* Excerpt provided

◆ ◆ ◆ ◆ ◆ ◆ ◆

The stage is set for the presentation of the Union Budget 2020. Expectations are high as the industry looks for measures to boost the economy as the country is going through testing times. There has been a slowdown in employment rates and in some key sectors.
The Finance Minister Ms. Nirmala Sitharaman, has a tough challenge in presenting this year’s budget. Here are some suggestions and expectations from the Advertising industry, Digital Agencies, and Radio.
Anand Bhadkamkar – CEO, Dentsu Aegis Network India.
Budget perspective definitely an impetus for growth now that’s what we are expecting at least from looking at what the government has been doing in the last six months is trying to bring that stimulus back. Expecting the budget to be more people-friendly and growth-friendly for better investments into infrastructure and developments. Manufacturing because we have been speaking about making India forward actually, hopefully, some progress towards tax benefits or tax holidays and giving a boost to the MSME sector.
From an advertising point of view what we need is more spur I would say, towards the industry. There are a few industries the FMCG or automotive which actually does drive-by significantly giving that boost in those sectors which is beneficial to us. Also, the benefit from the budget would be is having more cash in the hands of people, people having that ability to spend which will actually boost the economy. Advertising in a way follows or gains and leads to economic growth as well. The more people start spending the buoyance comes in and spurs economic growth.
We need that growth stimulus and those messages to avoid the fear of a tax regime, and the government deciding to make it more transparent, more digital and a lesser sort of license raj or intervention in that sense and more rule-based which sort of starts growing on its own actually. At times that’s where something which gets reactive and the businesses get jarring. Just getting the right messages across, right down to the grass-root level.
Ashit Kukian, CEO, Radio City
Radio has been one of the most popular and pervasive mediums to provide entertainment and information to the masses. With another transformational year to look forward to, we expect the budget to bring the required initiatives to strengthen the growth trajectory. As part of the Union Budget 2020, we hope to see the GST rate for radio and broadcast industry reduced to 5 percent, compared to the current rate of 18 percent. This will boost advertising, enabling substantial growth as against the muted growth in 2019.
We also hope to see focused initiatives by the government in rationalizing the cost for the industry which will help regulate the sector and contribute to the revenue growth. The government’s increased FDI limit from 74 percent to 100 percent will encourage more investments and pave the way for long-term growth. We are positive about the impending opportunities and are looking forward to favorable measures from the government.”

◆ ◆ ◆ ◆ ◆ ◆ ◆

* Short problem 1
Convert the records into a Markdown table with columns Row and Line, starting with the line that contains "legend-label: Id=36mA (20%Idss);Vd=1V" and going on through the line that contains "x-tick-label: 0.6 (101, 289, 120, 304)". Number each row and skip any blank lines.

* Excerpted records
◆ ◆ ◆ ◆ ◆ ◆ ◆

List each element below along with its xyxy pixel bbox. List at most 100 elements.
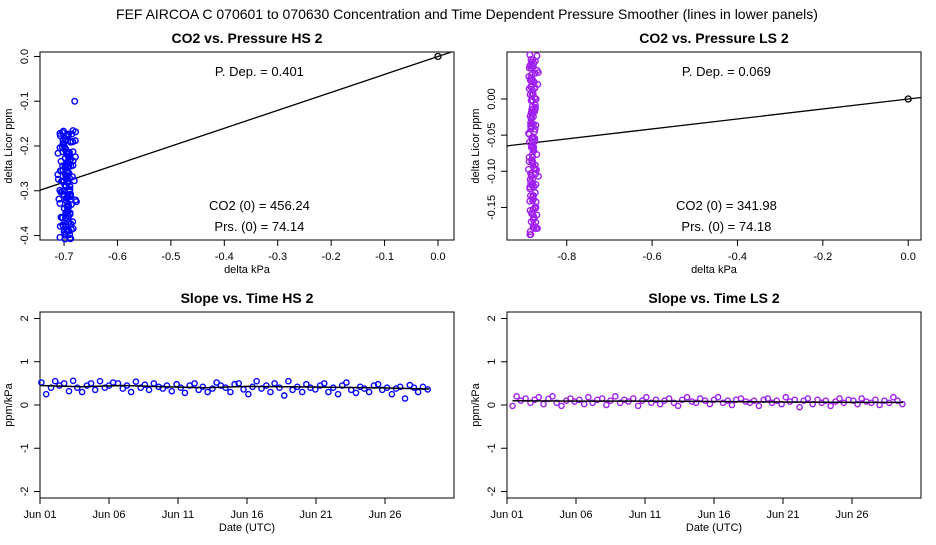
co2-ls-point: [527, 171, 535, 179]
co2-ls-point: [530, 224, 538, 232]
slope-ls-smoother-line: [512, 399, 904, 404]
slope-hs-x-axis-label: Date (UTC): [219, 522, 275, 534]
slope-ls-point: [899, 400, 906, 408]
slope-hs-y-tick-label: -1: [19, 443, 31, 453]
slope-ls-point: [701, 397, 709, 404]
slope-ls-point: [674, 402, 682, 410]
co2-ls-prs-zero-annotation: Prs. (0) = 74.18: [681, 219, 771, 234]
co2-hs-y-tick-label: 0.0: [19, 49, 31, 64]
slope-ls-point: [634, 402, 642, 410]
slope-ls-point: [773, 397, 781, 404]
slope-ls-point: [804, 395, 812, 402]
co2-ls-co2-zero-annotation: CO2 (0) = 341.98: [676, 198, 777, 213]
co2-hs-point: [66, 186, 74, 194]
co2-hs-point: [64, 131, 72, 139]
slope-ls-point: [706, 400, 714, 408]
slope-hs-point: [388, 390, 396, 398]
co2-ls-point: [527, 58, 535, 66]
slope-hs-point: [42, 390, 50, 398]
slope-hs-point: [168, 387, 176, 395]
slope-hs-x-tick-label: Jun 21: [299, 509, 332, 521]
co2-hs-point: [66, 234, 74, 242]
slope-hs-point: [91, 386, 99, 394]
slope-hs-frame: [39, 311, 455, 499]
co2-hs-x-tick-label: -0.2: [322, 251, 341, 263]
co2-hs-point: [71, 97, 79, 105]
co2-hs-y-axis-label: delta Licor ppm: [3, 108, 15, 183]
slope-hs-point: [253, 377, 260, 385]
slope-ls-point: [850, 397, 857, 404]
co2-hs-point: [67, 201, 75, 209]
slope-ls-y-tick-label: -1: [486, 443, 498, 453]
slope-ls-title: Slope vs. Time LS 2: [648, 290, 779, 306]
slope-hs-point: [334, 390, 342, 398]
slope-hs-point: [343, 379, 350, 386]
slope-ls-point: [509, 402, 516, 410]
slope-ls-point: [750, 397, 758, 404]
slope-ls-point: [513, 393, 520, 400]
slope-ls-point: [678, 396, 686, 404]
slope-hs-point: [150, 380, 158, 387]
co2-ls-y-tick-label: 0.00: [486, 88, 498, 109]
slope-ls-point: [558, 402, 565, 410]
slope-hs-x-tick-label: Jun 06: [92, 509, 125, 521]
co2-hs-reference-point: [434, 52, 442, 61]
slope-ls-point: [683, 393, 691, 401]
slope-hs-x-tick-label: Jun 01: [23, 509, 56, 521]
slope-hs-x-tick-label: Jun 26: [368, 509, 401, 521]
slope-ls-y-axis-label: ppm/kPa: [470, 382, 482, 426]
co2-hs-point: [69, 148, 77, 156]
co2-ls-x-tick-label: -0.2: [813, 251, 832, 263]
slope-ls-x-tick-label: Jun 11: [629, 509, 661, 521]
co2-ls-point: [525, 165, 533, 173]
slope-ls-point: [872, 396, 879, 404]
co2-ls-reference-point: [904, 95, 912, 103]
slope-hs-x-tick-label: Jun 16: [230, 509, 263, 521]
slope-hs-y-tick-label: 0: [19, 402, 31, 408]
slope-ls-point: [576, 396, 583, 404]
slope-hs-point: [96, 377, 104, 385]
slope-hs-x-tick-label: Jun 11: [162, 509, 194, 521]
slope-hs-title: Slope vs. Time HS 2: [181, 290, 314, 306]
co2-hs-x-tick-label: -0.3: [268, 251, 287, 263]
slope-hs-point: [181, 389, 189, 397]
slope-ls-point: [652, 396, 660, 404]
slope-ls-x-tick-label: Jun 06: [559, 509, 592, 521]
slope-hs-point: [374, 380, 382, 388]
co2-hs-point: [69, 218, 77, 226]
co2-hs-x-tick-label: -0.7: [55, 251, 74, 263]
slope-hs-point: [163, 382, 171, 389]
slope-hs-point: [267, 388, 274, 396]
slope-hs-point: [280, 392, 288, 399]
slope-hs-point: [263, 382, 270, 389]
co2-hs-x-tick-label: 0.0: [430, 251, 445, 263]
slope-ls-point: [589, 399, 596, 407]
slope-hs-y-tick-label: 2: [19, 315, 31, 321]
slope-hs-point: [78, 388, 86, 396]
co2-hs-x-axis-label: delta kPa: [224, 264, 271, 276]
slope-ls-y-tick-label: 1: [486, 359, 498, 365]
slope-ls-point: [822, 397, 830, 404]
slope-ls-point: [670, 399, 678, 407]
slope-ls-point: [665, 395, 673, 402]
co2-hs-x-tick-label: -0.5: [161, 251, 180, 263]
co2-hs-point: [57, 213, 65, 221]
slope-hs-point: [396, 383, 404, 391]
co2-ls-point: [533, 52, 541, 60]
co2-ls-x-axis-label: delta kPa: [691, 264, 738, 276]
co2-ls-point: [534, 69, 542, 77]
slope-ls-point: [894, 397, 901, 404]
slope-ls-point: [836, 395, 843, 402]
slope-hs-y-tick-label: -2: [19, 487, 31, 497]
slope-hs-point: [132, 378, 140, 385]
co2-ls-pdep-annotation: P. Dep. = 0.069: [682, 64, 771, 79]
slope-ls-point: [796, 403, 803, 411]
slope-hs-point: [69, 377, 77, 385]
slope-hs-point: [285, 377, 292, 385]
slope-hs-point: [414, 388, 422, 396]
slope-ls-point: [876, 401, 883, 409]
slope-ls-point: [890, 393, 897, 401]
co2-ls-point: [526, 231, 534, 239]
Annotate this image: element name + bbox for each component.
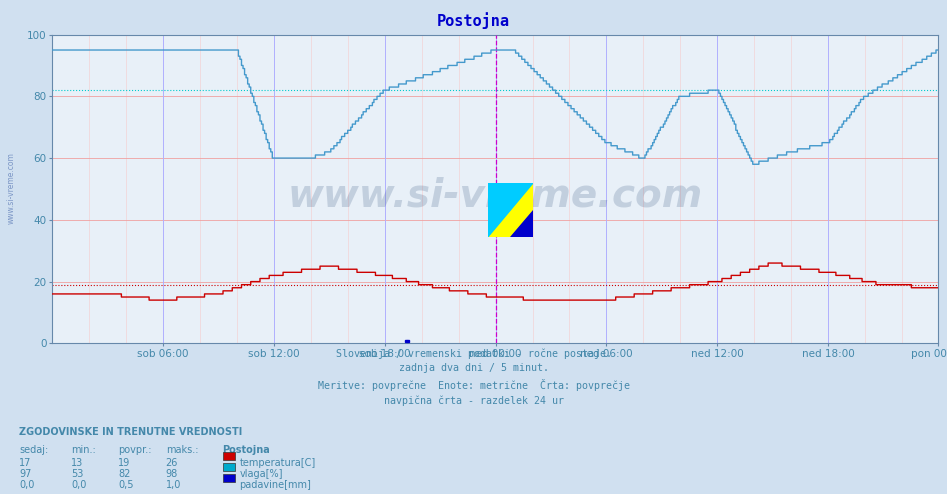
Text: sedaj:: sedaj:	[19, 445, 48, 454]
Text: 82: 82	[118, 469, 131, 479]
Text: temperatura[C]: temperatura[C]	[240, 458, 316, 468]
Polygon shape	[488, 183, 533, 237]
Text: 97: 97	[19, 469, 31, 479]
Text: povpr.:: povpr.:	[118, 445, 152, 454]
Text: 53: 53	[71, 469, 83, 479]
Text: Slovenija / vremenski podatki - ročne postaje.
zadnja dva dni / 5 minut.
Meritve: Slovenija / vremenski podatki - ročne po…	[317, 348, 630, 406]
Text: 26: 26	[166, 458, 178, 468]
Text: Postojna: Postojna	[437, 12, 510, 29]
Text: min.:: min.:	[71, 445, 96, 454]
Text: 1,0: 1,0	[166, 480, 181, 490]
Text: Postojna: Postojna	[223, 445, 270, 454]
Polygon shape	[488, 183, 533, 237]
Text: 0,0: 0,0	[19, 480, 34, 490]
Text: www.si-vreme.com: www.si-vreme.com	[7, 152, 16, 224]
Text: 98: 98	[166, 469, 178, 479]
Text: 19: 19	[118, 458, 131, 468]
Text: 0,5: 0,5	[118, 480, 134, 490]
Text: maks.:: maks.:	[166, 445, 198, 454]
Text: www.si-vreme.com: www.si-vreme.com	[287, 176, 703, 214]
Text: 0,0: 0,0	[71, 480, 86, 490]
Text: padavine[mm]: padavine[mm]	[240, 480, 312, 490]
Text: 17: 17	[19, 458, 31, 468]
Text: vlaga[%]: vlaga[%]	[240, 469, 283, 479]
Polygon shape	[510, 210, 533, 237]
Text: ZGODOVINSKE IN TRENUTNE VREDNOSTI: ZGODOVINSKE IN TRENUTNE VREDNOSTI	[19, 427, 242, 437]
Text: 13: 13	[71, 458, 83, 468]
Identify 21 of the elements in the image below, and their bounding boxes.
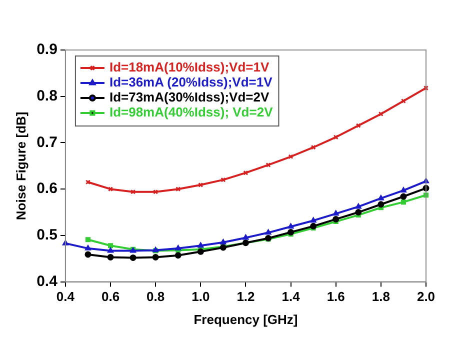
legend-label: Id=36mA (20%Idss);Vd=1V (109, 74, 273, 90)
x-tick-label: 1.4 (282, 289, 301, 304)
x-axis-title: Frequency [GHz] (194, 312, 298, 327)
legend-label: Id=98mA(40%Idss); Vd=2V (109, 104, 274, 120)
y-tick-label: 0.9 (36, 41, 58, 58)
x-tick-label: 0.4 (56, 289, 76, 304)
x-tick-label: 1.2 (236, 289, 255, 304)
x-tick-label: 0.8 (146, 289, 165, 304)
y-tick-label: 0.6 (36, 180, 58, 198)
y-tick-label: 0.5 (36, 226, 58, 244)
x-tick-label: 1.0 (192, 289, 210, 304)
legend-label: Id=18mA(10%Idss);Vd=1V (109, 60, 270, 75)
x-tick-label: 1.8 (372, 289, 390, 304)
y-tick-label: 0.4 (36, 272, 58, 290)
y-tick-label: 0.7 (36, 134, 58, 151)
legend-label: Id=73mA(30%Idss);Vd=2V (109, 90, 270, 105)
x-tick-label: 0.6 (101, 289, 120, 304)
y-axis-title: Noise Figure [dB] (13, 112, 28, 220)
y-tick-label: 0.8 (36, 88, 58, 104)
x-tick-label: 2.0 (416, 289, 436, 304)
x-tick-label: 1.6 (326, 289, 345, 304)
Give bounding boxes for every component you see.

◆ ◆ ◆ ◆ ◆ ◆ ◆

* Short problem 2
From the Union Budget 2020 article, output the passage starting with "The Finance Minister" and going on through "Aegis Network India.", copied word for word.

* Output 1
| Row | Line |
|---|---|
| 1 | legend-label: Id=36mA (20%Idss);Vd=1V (109, 74, 273, 90) |
| 2 | x-tick-label: 1.4 (282, 289, 301, 304) |
| 3 | x-axis-title: Frequency [GHz] (194, 312, 298, 327) |
| 4 | legend-label: Id=98mA(40%Idss); Vd=2V (109, 104, 274, 120) |
| 5 | y-tick-label: 0.9 (36, 41, 58, 58) |
| 6 | x-tick-label: 0.4 (56, 289, 76, 304) |
| 7 | x-tick-label: 1.2 (236, 289, 255, 304) |
| 8 | x-tick-label: 0.8 (146, 289, 165, 304) |
| 9 | y-tick-label: 0.6 (36, 180, 58, 198) |
| 10 | y-tick-label: 0.5 (36, 226, 58, 244) |
| 11 | x-tick-label: 1.0 (192, 289, 210, 304) |
| 12 | legend-label: Id=18mA(10%Idss);Vd=1V (109, 60, 270, 75) |
| 13 | x-tick-label: 1.8 (372, 289, 390, 304) |
| 14 | y-tick-label: 0.4 (36, 272, 58, 290) |
| 15 | y-tick-label: 0.7 (36, 134, 58, 151) |
| 16 | legend-label: Id=73mA(30%Idss);Vd=2V (109, 90, 270, 105) |
| 17 | x-tick-label: 0.6 (101, 289, 120, 304) |

* Output 2
The Finance Minister Ms. Nirmala Sitharaman, has a tough challenge in presenting this year’s budget. Here are some suggestions and expectations from the Advertising industry, Digital Agencies, and Radio.
Anand Bhadkamkar – CEO, Dentsu Aegis Network India.